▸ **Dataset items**
==================================================
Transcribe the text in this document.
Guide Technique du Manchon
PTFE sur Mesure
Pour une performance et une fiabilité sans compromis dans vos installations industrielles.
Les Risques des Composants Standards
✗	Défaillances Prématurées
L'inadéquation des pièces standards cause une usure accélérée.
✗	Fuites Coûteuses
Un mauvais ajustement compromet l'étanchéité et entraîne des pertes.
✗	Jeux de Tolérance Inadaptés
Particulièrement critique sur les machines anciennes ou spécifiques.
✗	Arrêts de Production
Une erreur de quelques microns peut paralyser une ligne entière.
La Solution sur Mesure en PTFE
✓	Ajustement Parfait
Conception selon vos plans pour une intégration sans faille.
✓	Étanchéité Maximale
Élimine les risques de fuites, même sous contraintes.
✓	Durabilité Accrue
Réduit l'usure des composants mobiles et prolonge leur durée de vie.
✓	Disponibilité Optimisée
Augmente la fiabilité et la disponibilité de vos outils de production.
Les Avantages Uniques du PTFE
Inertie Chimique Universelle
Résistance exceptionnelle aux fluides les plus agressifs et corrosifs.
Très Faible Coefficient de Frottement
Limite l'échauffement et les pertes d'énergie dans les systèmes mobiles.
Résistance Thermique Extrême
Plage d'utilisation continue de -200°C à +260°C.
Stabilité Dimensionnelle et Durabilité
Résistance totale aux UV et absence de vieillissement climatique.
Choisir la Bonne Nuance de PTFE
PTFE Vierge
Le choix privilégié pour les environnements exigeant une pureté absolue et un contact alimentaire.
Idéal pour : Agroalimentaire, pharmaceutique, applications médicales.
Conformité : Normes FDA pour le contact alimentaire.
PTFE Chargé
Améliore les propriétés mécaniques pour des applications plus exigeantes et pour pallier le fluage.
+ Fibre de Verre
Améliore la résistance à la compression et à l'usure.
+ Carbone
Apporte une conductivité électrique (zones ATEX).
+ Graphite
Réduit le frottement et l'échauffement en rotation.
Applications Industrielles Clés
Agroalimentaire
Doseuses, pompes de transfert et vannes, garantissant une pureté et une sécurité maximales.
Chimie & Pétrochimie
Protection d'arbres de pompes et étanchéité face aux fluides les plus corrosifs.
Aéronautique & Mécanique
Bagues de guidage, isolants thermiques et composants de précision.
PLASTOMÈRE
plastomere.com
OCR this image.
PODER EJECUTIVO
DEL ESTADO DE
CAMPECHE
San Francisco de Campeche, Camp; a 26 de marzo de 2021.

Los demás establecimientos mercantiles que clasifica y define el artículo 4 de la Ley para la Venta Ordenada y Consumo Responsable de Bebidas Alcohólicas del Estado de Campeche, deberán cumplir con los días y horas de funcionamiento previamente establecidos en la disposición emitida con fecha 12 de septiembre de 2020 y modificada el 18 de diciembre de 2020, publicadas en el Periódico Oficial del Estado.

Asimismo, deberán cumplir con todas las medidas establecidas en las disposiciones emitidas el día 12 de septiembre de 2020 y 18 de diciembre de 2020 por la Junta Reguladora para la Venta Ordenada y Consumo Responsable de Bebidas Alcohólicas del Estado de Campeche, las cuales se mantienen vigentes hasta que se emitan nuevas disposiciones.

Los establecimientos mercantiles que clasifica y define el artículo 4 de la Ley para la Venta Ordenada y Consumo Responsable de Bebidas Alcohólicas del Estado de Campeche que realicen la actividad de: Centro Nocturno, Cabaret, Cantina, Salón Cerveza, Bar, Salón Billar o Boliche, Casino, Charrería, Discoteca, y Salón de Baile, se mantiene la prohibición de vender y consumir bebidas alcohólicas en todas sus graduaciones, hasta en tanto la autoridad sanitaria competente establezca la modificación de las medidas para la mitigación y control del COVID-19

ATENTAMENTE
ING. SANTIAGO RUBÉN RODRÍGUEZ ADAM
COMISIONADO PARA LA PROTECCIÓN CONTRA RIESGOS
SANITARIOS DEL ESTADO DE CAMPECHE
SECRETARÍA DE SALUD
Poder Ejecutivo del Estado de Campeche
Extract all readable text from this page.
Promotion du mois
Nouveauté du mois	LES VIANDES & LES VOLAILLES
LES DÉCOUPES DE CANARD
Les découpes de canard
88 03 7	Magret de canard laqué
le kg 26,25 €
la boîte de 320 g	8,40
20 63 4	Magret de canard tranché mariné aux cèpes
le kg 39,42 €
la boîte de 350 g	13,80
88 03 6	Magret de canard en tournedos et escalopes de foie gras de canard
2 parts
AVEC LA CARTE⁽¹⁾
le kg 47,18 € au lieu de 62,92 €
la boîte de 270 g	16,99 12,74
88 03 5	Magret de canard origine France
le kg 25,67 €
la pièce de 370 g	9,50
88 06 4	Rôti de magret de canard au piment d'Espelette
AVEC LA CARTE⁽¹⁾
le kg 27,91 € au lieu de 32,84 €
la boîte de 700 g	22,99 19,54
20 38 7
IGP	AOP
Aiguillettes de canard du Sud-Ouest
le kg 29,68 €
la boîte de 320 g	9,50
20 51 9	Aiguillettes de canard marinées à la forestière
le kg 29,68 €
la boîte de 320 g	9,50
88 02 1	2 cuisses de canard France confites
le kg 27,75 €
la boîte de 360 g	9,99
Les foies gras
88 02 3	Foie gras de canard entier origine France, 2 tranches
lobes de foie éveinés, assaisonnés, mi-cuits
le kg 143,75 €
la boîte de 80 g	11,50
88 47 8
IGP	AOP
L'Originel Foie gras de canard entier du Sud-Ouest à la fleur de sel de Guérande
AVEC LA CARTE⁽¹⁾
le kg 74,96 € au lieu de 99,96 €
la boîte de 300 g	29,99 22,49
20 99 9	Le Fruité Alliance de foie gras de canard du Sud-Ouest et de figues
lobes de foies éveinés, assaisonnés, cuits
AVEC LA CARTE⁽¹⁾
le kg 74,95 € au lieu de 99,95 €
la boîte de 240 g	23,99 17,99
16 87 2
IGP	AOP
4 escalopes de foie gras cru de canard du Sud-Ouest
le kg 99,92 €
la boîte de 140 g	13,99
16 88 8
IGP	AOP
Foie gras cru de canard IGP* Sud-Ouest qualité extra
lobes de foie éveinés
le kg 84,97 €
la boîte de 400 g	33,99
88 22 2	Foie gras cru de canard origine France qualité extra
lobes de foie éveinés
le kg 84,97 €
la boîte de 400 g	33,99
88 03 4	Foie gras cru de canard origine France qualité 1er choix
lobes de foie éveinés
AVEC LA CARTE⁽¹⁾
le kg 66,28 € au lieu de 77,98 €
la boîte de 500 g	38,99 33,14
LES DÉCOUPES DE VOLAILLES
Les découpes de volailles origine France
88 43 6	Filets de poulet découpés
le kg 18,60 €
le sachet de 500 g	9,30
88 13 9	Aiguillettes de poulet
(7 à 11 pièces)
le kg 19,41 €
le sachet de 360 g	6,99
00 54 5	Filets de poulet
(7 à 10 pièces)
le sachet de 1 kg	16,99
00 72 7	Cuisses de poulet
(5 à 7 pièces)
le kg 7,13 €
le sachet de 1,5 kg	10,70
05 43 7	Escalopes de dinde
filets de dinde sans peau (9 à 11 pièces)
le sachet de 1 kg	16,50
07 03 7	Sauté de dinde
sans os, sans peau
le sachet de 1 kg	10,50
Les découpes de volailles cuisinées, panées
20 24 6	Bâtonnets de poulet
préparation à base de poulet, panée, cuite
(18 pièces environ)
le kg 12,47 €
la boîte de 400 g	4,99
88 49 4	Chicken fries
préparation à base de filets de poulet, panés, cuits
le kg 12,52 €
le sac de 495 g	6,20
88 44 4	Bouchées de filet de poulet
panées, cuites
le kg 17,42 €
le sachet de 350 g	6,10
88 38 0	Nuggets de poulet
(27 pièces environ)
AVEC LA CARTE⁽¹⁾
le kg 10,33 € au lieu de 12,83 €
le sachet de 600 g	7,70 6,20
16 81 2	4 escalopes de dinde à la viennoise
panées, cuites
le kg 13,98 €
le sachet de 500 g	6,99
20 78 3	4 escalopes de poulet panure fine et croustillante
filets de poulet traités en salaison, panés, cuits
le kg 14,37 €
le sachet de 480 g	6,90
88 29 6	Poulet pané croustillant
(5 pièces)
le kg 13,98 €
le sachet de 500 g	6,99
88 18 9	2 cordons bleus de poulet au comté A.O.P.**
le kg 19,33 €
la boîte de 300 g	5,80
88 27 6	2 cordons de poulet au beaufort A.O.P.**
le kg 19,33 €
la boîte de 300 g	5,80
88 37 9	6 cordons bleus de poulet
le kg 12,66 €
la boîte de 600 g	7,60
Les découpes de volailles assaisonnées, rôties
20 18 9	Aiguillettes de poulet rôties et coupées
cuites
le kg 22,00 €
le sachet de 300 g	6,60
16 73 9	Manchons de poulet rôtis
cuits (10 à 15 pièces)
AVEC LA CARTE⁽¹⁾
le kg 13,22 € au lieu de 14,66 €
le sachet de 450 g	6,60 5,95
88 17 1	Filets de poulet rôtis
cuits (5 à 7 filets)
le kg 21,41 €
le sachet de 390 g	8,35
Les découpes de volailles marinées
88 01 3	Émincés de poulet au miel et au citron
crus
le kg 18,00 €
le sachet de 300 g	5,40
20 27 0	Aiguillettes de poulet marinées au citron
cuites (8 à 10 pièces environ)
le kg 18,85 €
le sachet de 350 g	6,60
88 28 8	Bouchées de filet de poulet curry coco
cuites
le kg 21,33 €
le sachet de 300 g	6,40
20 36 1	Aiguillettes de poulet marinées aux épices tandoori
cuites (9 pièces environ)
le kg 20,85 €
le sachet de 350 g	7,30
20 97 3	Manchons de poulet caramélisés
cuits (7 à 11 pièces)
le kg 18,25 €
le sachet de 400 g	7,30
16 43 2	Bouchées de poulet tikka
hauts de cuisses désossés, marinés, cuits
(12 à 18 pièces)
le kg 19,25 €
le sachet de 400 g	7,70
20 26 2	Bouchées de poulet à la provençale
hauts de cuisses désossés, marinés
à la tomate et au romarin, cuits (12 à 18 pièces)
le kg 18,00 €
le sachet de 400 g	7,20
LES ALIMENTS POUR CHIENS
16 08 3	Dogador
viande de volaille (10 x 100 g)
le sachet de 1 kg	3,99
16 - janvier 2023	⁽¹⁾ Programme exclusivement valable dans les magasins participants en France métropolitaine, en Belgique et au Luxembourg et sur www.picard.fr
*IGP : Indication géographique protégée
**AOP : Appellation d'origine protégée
==================================================
▸ **GIVEN TASK**
Give the number of lines in the records that contain the string "corrosifs", and nothing besides.

▸ **RESPONSE TO THE TASK**
2